**Activity:**
Without changing anything, copy out each entry.

**Record extracts:**
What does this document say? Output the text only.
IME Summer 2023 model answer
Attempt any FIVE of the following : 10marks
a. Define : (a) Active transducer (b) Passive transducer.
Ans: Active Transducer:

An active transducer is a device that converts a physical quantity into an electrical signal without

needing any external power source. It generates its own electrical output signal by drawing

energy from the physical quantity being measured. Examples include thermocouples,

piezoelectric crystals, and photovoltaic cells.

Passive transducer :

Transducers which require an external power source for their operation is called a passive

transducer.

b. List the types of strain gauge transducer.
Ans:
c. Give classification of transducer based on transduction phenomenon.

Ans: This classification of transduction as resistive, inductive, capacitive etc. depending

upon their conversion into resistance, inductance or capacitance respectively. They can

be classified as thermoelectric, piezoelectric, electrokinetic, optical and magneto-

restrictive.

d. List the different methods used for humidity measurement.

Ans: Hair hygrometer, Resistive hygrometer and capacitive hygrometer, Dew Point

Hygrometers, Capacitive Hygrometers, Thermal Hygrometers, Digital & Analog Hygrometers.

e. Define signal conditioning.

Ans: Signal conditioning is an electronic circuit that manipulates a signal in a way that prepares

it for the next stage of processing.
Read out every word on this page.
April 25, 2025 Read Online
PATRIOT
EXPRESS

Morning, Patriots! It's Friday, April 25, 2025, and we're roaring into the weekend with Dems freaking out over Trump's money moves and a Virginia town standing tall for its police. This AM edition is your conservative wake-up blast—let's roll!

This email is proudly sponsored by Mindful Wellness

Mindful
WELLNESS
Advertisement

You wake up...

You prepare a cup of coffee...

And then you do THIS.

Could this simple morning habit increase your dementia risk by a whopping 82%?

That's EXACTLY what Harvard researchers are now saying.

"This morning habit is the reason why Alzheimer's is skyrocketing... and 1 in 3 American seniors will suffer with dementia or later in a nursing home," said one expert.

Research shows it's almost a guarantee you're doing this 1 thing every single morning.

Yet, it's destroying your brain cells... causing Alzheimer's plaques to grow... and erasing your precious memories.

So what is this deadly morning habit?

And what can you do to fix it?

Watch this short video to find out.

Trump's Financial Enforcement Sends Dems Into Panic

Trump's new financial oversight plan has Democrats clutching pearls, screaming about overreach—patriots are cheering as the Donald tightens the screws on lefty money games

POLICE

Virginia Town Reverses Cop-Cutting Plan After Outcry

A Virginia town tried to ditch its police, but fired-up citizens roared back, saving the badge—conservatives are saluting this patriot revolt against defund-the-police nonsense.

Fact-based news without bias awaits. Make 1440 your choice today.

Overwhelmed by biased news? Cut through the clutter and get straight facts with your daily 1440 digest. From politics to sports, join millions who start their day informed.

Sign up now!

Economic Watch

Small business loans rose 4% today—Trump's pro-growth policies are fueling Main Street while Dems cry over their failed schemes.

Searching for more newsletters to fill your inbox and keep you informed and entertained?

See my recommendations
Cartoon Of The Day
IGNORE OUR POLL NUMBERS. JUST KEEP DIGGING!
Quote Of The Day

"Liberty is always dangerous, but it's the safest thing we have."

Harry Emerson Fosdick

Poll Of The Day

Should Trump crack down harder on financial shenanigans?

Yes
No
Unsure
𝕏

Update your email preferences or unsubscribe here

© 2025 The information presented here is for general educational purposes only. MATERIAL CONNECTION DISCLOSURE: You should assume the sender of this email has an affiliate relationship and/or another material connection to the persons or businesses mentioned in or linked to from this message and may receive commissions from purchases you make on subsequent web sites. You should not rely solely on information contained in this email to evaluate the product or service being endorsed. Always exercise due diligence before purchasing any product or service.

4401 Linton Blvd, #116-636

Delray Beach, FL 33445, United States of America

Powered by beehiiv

**Result of this exercise:**
What does this document say? Output the text only.
IME Summer 2023 model answer
Attempt any FIVE of the following : 10marks
a. Define : (a) Active transducer (b) Passive transducer.
Ans: Active Transducer:

An active transducer is a device that converts a physical quantity into an electrical signal without

needing any external power source. It generates its own electrical output signal by drawing

energy from the physical quantity being measured. Examples include thermocouples,

piezoelectric crystals, and photovoltaic cells.

Passive transducer :

Transducers which require an external power source for their operation is called a passive

transducer.

b. List the types of strain gauge transducer.
Ans:
c. Give classification of transducer based on transduction phenomenon.

Ans: This classification of transduction as resistive, inductive, capacitive etc. depending

upon their conversion into resistance, inductance or capacitance respectively. They can

be classified as thermoelectric, piezoelectric, electrokinetic, optical and magneto-

restrictive.

d. List the different methods used for humidity measurement.

Ans: Hair hygrometer, Resistive hygrometer and capacitive hygrometer, Dew Point

Hygrometers, Capacitive Hygrometers, Thermal Hygrometers, Digital & Analog Hygrometers.

e. Define signal conditioning.

Ans: Signal conditioning is an electronic circuit that manipulates a signal in a way that prepares

it for the next stage of processing.
Read out every word on this page.
April 25, 2025 Read Online
PATRIOT
EXPRESS

Morning, Patriots! It's Friday, April 25, 2025, and we're roaring into the weekend with Dems freaking out over Trump's money moves and a Virginia town standing tall for its police. This AM edition is your conservative wake-up blast—let's roll!

This email is proudly sponsored by Mindful Wellness

Mindful
WELLNESS
Advertisement

You wake up...

You prepare a cup of coffee...

And then you do THIS.

Could this simple morning habit increase your dementia risk by a whopping 82%?

That's EXACTLY what Harvard researchers are now saying.

"This morning habit is the reason why Alzheimer's is skyrocketing... and 1 in 3 American seniors will suffer with dementia or later in a nursing home," said one expert.

Research shows it's almost a guarantee you're doing this 1 thing every single morning.

Yet, it's destroying your brain cells... causing Alzheimer's plaques to grow... and erasing your precious memories.

So what is this deadly morning habit?

And what can you do to fix it?

Watch this short video to find out.

Trump's Financial Enforcement Sends Dems Into Panic

Trump's new financial oversight plan has Democrats clutching pearls, screaming about overreach—patriots are cheering as the Donald tightens the screws on lefty money games

POLICE

Virginia Town Reverses Cop-Cutting Plan After Outcry

A Virginia town tried to ditch its police, but fired-up citizens roared back, saving the badge—conservatives are saluting this patriot revolt against defund-the-police nonsense.

Fact-based news without bias awaits. Make 1440 your choice today.

Overwhelmed by biased news? Cut through the clutter and get straight facts with your daily 1440 digest. From politics to sports, join millions who start their day informed.

Sign up now!

Economic Watch

Small business loans rose 4% today—Trump's pro-growth policies are fueling Main Street while Dems cry over their failed schemes.

Searching for more newsletters to fill your inbox and keep you informed and entertained?

See my recommendations
Cartoon Of The Day
IGNORE OUR POLL NUMBERS. JUST KEEP DIGGING!
Quote Of The Day

"Liberty is always dangerous, but it's the safest thing we have."

Harry Emerson Fosdick

Poll Of The Day

Should Trump crack down harder on financial shenanigans?

Yes
No
Unsure
𝕏

Update your email preferences or unsubscribe here

© 2025 The information presented here is for general educational purposes only. MATERIAL CONNECTION DISCLOSURE: You should assume the sender of this email has an affiliate relationship and/or another material connection to the persons or businesses mentioned in or linked to from this message and may receive commissions from purchases you make on subsequent web sites. You should not rely solely on information contained in this email to evaluate the product or service being endorsed. Always exercise due diligence before purchasing any product or service.

4401 Linton Blvd, #116-636

Delray Beach, FL 33445, United States of America

Powered by beehiiv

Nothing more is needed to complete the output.